-------- DATASET
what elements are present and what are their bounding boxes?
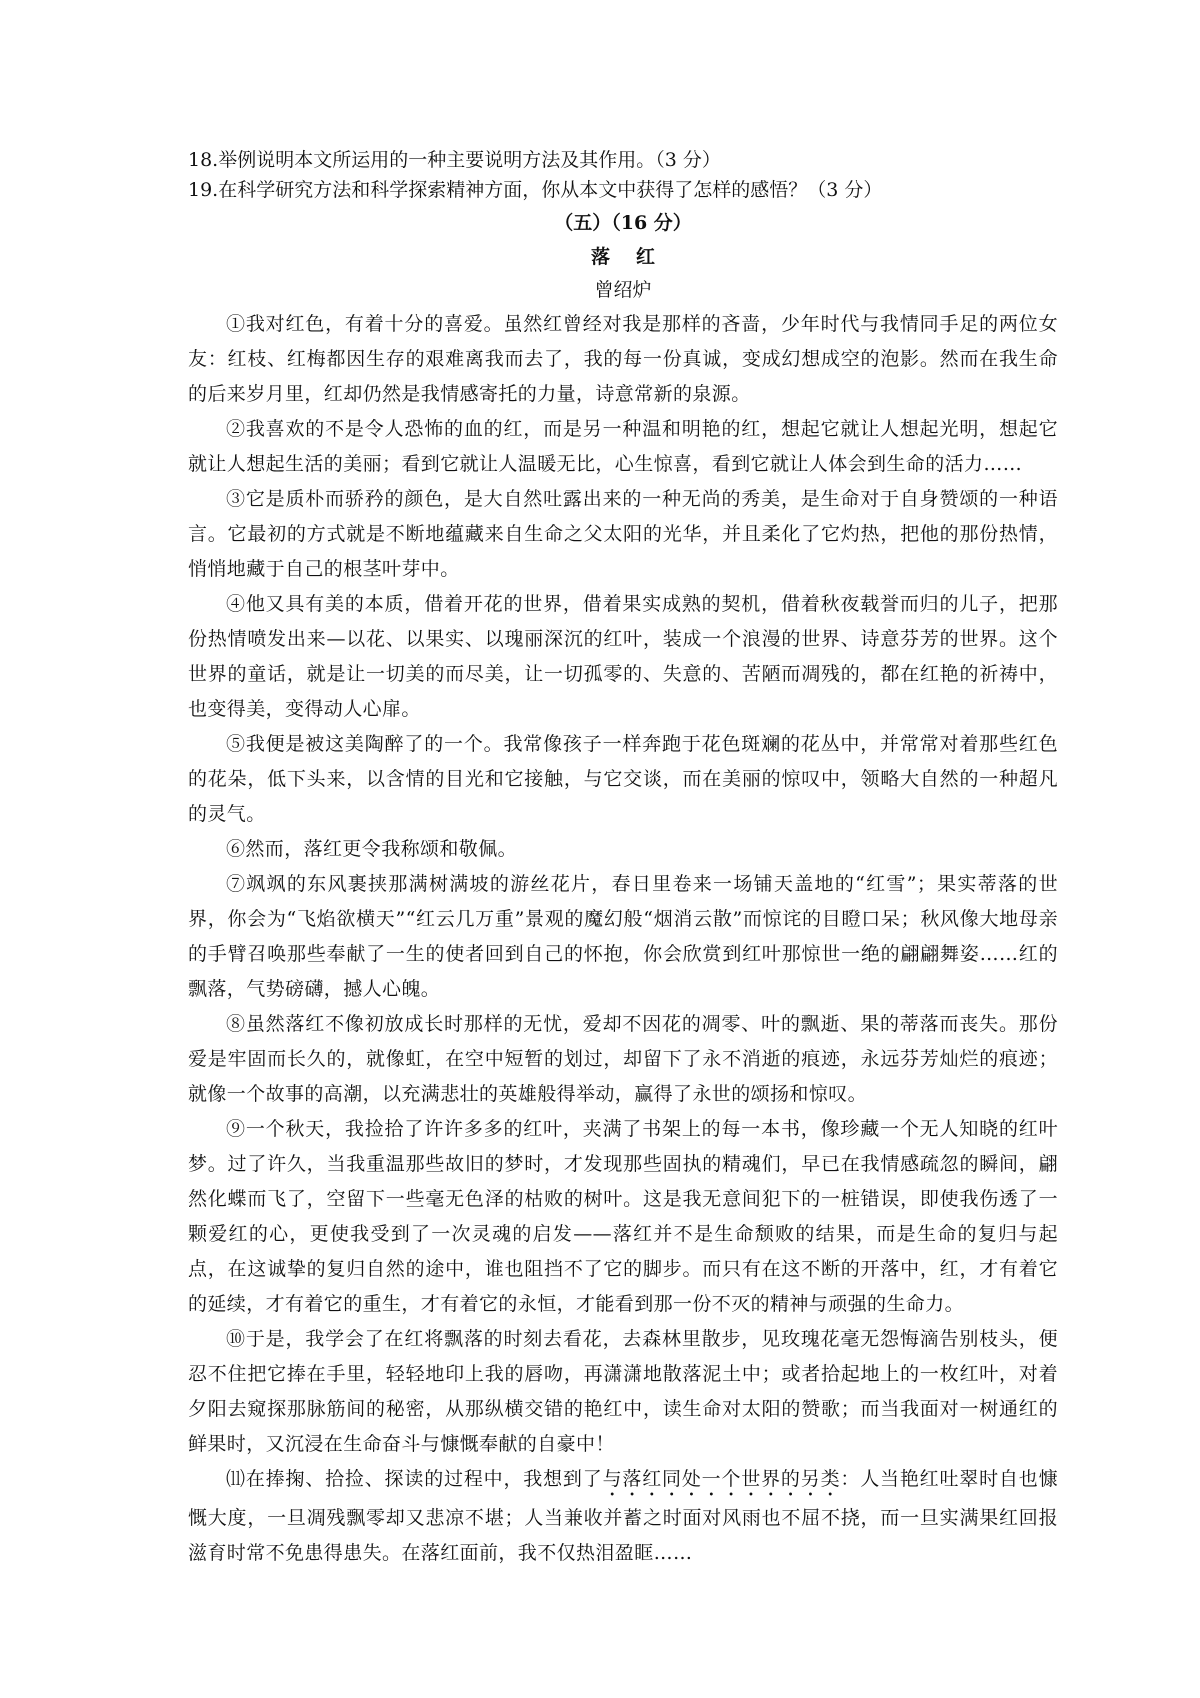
- paragraph-5: ⑤我便是被这美陶醉了的一个。我常像孩子一样奔跑于花色斑斓的花丛中，并常常对着那些红色的花朵，低下头来，以含情的目光和它接触，与它交谈，而在美丽的惊叹中，领略大自然的一种超凡的灵气。: [188, 733, 1058, 825]
- question-18: 18.举例说明本文所运用的一种主要说明方法及其作用。（3 分）: [188, 149, 721, 171]
- paragraph-11-after: ：人当艳红吐翠时自也慷慨大度，一旦凋残飘零却又悲凉不堪；人当兼收并蓄之时面对风雨也不屈不挠，而一旦实满果红回报滋育时常不免患得患失。在落红面前，我不仅热泪盈眶……: [188, 1468, 1058, 1564]
- paragraph-6: ⑥然而，落红更令我称颂和敬佩。: [226, 838, 518, 860]
- paragraph-9: ⑨一个秋天，我捡拾了许许多多的红叶，夹满了书架上的每一本书，像珍藏一个无人知晓的红叶梦。过了许久，当我重温那些故旧的梦时，才发现那些固执的精魂们，早已在我情感疏忽的瞬间，翩然化蝶而飞了，空留下一些毫无色泽的枯败的树叶。这是我无意间犯下的一桩错误，即使我伤透了一颗爱红的心，更使我受到了一次灵魂的启发——落红并不是生命颓败的结果，而是生命的复归与起点，在这诚挚的复归自然的途中，谁也阻挡不了它的脚步。而只有在这不断的开落中，红，才有着它的延续，才有着它的重生，才有着它的永恒，才能看到那一份不灭的精神与顽强的生命力。: [188, 1118, 1058, 1315]
- emphasized-phrase: 与落红同处一个世界的另类: [602, 1468, 841, 1490]
- exam-page: [188, 145, 1058, 1571]
- paragraph-8: ⑧虽然落红不像初放成长时那样的无忧，爱却不因花的凋零、叶的飘逝、果的蒂落而丧失。那份爱是牢固而长久的，就像虹，在空中短暂的划过，却留下了永不消逝的痕迹，永远芬芳灿烂的痕迹；就像一个故事的高潮，以充满悲壮的英雄般得举动，赢得了永世的颂扬和惊叹。: [188, 1013, 1058, 1105]
- paragraph-3: ③它是质朴而骄矜的颜色，是大自然吐露出来的一种无尚的秀美，是生命对于自身赞颂的一种语言。它最初的方式就是不断地蕴藏来自生命之父太阳的光华，并且柔化了它灼热，把他的那份热情，悄悄地藏于自己的根茎叶芽中。: [188, 488, 1058, 580]
- paragraph-10: ⑩于是，我学会了在红将飘落的时刻去看花，去森林里散步，见玫瑰花毫无怨悔滴告别枝头，便忍不住把它捧在手里，轻轻地印上我的唇吻，再潇潇地散落泥土中；或者拾起地上的一枚红叶，对着夕阳去窥探那脉筋间的秘密，从那纵横交错的艳红中，读生命对太阳的赞歌；而当我面对一树通红的鲜果时，又沉浸在生命奋斗与慷慨奉献的自豪中！: [188, 1328, 1058, 1455]
- article-title: 落红: [590, 246, 681, 268]
- question-19: 19.在科学研究方法和科学探索精神方面，你从本文中获得了怎样的感悟？（3 分）: [188, 179, 883, 201]
- paragraph-1: ①我对红色，有着十分的喜爱。虽然红曾经对我是那样的吝啬，少年时代与我情同手足的两位女友：红枝、红梅都因生存的艰难离我而去了，我的每一份真诚，变成幻想成空的泡影。然而在我生命的后来岁月里，红却仍然是我情感寄托的力量，诗意常新的泉源。: [188, 313, 1058, 405]
- paragraph-11-before: ⑾在捧掬、拾捡、探读的过程中，我想到了: [226, 1468, 603, 1490]
- paragraph-7: ⑦飒飒的东风裹挟那满树满坡的游丝花片，春日里卷来一场铺天盖地的“红雪”；果实蒂落的世界，你会为“飞焰欲横天”“红云几万重”景观的魔幻般“烟消云散”而惊诧的目瞪口呆；秋风像大地母亲的手臂召唤那些奉献了一生的使者回到自己的怀抱，你会欣赏到红叶那惊世一绝的翩翩舞姿……红的飘落，气势磅礴，撼人心魄。: [188, 873, 1058, 1000]
- paragraph-4: ④他又具有美的本质，借着开花的世界，借着果实成熟的契机，借着秋夜载誉而归的儿子，把那份热情喷发出来—以花、以果实、以瑰丽深沉的红叶，装成一个浪漫的世界、诗意芬芳的世界。这个世界的童话，就是让一切美的而尽美，让一切孤零的、失意的、苦陋而凋残的，都在红艳的祈祷中，也变得美，变得动人心扉。: [188, 593, 1058, 720]
- article-author: 曾绍炉: [594, 279, 652, 301]
- paragraph-2: ②我喜欢的不是令人恐怖的血的红，而是另一种温和明艳的红，想起它就让人想起光明，想起它就让人想起生活的美丽；看到它就让人温暖无比，心生惊喜，看到它就让人体会到生命的活力……: [188, 418, 1058, 475]
- section-heading: （五）（16 分）: [554, 212, 692, 234]
- paragraph-11: [188, 1462, 1058, 1571]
----------------
WRITTEN REQUEST:
Find each line of the items above that contains the word "article", matching case exactly, and copy those lines.

RESULT:
- article-title: 落红: [590, 246, 681, 268]
- article-author: 曾绍炉: [594, 279, 652, 301]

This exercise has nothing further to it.